--- Source records ---
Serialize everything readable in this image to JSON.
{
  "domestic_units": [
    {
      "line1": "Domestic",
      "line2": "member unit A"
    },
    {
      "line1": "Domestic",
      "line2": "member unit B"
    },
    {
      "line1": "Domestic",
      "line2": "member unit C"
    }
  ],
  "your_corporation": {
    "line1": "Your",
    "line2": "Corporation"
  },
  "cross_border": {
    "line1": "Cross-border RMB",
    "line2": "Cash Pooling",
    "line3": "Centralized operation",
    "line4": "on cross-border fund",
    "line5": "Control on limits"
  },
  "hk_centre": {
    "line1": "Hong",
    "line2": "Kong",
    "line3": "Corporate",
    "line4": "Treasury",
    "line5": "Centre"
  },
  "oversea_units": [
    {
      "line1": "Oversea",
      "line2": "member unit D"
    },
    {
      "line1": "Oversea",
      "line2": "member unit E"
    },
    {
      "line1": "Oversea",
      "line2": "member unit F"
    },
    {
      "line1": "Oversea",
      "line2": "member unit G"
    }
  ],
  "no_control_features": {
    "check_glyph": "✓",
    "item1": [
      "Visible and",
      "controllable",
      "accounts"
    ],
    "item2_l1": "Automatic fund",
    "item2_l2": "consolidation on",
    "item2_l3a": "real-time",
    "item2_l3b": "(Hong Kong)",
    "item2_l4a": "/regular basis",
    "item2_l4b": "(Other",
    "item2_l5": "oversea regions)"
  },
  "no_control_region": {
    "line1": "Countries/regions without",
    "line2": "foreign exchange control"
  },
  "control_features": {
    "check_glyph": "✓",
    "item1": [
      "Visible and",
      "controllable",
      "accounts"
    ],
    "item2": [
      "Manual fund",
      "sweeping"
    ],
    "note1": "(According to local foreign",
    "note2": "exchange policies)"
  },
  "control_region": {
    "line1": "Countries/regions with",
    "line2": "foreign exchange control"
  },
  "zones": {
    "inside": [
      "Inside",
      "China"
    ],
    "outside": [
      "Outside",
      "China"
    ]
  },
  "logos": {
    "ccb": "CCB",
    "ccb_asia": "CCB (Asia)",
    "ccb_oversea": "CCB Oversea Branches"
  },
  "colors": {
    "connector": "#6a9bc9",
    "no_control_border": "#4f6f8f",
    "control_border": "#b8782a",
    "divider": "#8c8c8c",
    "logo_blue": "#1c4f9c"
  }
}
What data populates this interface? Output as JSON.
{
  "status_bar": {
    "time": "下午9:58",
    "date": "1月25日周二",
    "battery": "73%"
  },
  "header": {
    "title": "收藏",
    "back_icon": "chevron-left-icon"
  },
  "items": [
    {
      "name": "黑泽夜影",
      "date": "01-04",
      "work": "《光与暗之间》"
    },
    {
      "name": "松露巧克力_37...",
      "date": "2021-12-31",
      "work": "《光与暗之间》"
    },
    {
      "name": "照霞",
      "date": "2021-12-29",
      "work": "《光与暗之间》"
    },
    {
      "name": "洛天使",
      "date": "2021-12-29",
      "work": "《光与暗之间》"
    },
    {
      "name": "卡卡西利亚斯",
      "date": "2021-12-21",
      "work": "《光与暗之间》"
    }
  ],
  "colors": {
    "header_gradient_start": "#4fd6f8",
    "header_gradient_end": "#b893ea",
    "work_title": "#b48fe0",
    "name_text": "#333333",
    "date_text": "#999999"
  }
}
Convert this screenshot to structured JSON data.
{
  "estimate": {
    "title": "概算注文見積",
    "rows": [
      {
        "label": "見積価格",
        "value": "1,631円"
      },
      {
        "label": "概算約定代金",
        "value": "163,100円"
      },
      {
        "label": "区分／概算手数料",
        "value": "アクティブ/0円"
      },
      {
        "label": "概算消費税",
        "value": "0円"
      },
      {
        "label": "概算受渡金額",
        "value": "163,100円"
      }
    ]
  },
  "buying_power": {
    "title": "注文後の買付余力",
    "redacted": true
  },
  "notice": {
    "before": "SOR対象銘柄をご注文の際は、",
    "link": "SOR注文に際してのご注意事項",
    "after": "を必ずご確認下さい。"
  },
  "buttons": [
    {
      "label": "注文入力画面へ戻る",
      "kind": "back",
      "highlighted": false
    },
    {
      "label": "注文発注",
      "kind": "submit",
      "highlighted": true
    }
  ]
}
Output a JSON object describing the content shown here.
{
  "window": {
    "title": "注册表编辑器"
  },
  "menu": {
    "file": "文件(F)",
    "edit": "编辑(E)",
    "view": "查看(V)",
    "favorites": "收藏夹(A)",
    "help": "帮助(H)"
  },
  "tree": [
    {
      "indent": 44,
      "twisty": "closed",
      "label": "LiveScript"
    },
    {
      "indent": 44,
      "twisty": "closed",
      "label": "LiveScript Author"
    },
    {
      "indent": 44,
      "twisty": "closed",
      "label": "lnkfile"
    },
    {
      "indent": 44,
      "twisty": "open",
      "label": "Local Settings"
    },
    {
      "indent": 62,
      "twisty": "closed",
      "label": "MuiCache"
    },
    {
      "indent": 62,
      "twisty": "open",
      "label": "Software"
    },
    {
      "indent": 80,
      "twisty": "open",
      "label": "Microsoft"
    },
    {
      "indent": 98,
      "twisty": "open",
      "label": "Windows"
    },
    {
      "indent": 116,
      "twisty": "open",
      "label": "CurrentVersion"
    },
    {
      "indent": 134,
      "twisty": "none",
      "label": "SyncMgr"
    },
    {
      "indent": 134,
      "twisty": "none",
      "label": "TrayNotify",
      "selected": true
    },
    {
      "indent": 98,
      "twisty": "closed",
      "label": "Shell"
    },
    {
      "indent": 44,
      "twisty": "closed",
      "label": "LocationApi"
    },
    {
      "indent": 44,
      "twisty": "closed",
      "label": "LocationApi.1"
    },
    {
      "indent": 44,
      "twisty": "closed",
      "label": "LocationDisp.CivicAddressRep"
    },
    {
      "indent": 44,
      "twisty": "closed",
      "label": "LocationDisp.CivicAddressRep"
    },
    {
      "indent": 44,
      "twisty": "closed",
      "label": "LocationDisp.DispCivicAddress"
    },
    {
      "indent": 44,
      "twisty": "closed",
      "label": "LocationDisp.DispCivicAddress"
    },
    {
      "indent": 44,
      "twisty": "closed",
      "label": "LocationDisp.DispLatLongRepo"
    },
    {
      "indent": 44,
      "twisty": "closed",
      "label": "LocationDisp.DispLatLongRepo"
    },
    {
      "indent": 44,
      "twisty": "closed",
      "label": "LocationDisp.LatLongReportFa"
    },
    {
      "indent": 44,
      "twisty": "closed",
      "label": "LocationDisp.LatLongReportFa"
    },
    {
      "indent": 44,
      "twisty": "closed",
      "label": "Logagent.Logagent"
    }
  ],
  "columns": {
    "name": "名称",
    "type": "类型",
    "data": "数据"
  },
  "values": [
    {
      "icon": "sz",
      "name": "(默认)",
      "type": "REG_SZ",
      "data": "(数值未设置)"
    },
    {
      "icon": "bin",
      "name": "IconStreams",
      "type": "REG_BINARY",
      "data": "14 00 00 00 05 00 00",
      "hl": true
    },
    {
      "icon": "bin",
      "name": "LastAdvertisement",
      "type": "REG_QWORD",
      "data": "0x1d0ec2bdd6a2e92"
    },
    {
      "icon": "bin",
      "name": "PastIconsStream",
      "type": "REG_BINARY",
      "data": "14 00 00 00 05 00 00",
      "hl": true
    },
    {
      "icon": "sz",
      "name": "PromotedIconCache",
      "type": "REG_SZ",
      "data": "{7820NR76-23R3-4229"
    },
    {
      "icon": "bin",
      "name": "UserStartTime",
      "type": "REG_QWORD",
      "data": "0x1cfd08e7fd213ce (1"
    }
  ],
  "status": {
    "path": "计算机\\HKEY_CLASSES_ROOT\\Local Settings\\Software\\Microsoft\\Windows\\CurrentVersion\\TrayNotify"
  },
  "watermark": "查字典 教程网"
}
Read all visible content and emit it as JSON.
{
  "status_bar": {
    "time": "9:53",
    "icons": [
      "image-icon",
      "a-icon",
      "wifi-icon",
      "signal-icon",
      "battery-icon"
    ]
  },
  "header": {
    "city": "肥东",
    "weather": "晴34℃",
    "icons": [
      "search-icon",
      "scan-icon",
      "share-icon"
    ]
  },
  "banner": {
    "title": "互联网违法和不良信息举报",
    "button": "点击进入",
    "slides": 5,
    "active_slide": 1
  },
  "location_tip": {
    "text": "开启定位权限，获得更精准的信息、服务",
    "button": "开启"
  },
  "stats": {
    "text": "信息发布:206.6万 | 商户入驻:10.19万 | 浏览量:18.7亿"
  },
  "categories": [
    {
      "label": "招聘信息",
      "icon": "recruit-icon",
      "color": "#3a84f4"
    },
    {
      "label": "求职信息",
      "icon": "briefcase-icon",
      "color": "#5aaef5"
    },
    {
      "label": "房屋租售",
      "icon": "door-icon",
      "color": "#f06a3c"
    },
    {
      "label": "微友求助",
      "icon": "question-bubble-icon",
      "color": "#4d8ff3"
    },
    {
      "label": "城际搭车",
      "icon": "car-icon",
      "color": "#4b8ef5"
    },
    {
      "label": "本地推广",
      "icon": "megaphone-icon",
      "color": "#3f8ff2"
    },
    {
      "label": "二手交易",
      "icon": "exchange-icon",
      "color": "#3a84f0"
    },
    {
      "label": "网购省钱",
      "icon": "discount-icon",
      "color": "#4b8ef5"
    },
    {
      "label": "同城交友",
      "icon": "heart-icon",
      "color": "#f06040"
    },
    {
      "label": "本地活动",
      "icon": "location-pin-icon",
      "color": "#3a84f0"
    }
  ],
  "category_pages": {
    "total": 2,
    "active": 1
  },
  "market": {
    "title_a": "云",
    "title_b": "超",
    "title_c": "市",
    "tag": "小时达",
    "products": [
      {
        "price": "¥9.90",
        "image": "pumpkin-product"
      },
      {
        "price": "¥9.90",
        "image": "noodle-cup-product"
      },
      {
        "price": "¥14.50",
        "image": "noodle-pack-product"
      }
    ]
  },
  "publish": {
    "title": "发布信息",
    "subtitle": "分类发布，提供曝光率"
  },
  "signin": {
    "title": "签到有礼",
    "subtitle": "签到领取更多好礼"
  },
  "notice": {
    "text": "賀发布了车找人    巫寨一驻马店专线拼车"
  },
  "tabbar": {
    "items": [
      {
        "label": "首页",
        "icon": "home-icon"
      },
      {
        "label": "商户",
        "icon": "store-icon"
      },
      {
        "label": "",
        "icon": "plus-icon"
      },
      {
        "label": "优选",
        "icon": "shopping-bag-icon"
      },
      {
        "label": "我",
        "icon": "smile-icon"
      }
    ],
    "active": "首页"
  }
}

--- Instructions for the task ---
Scan the material and collect every line that contains "fund".

--- Final result ---
    "line4": "on cross-border fund",
    "item2_l1": "Automatic fund",
      "Manual fund",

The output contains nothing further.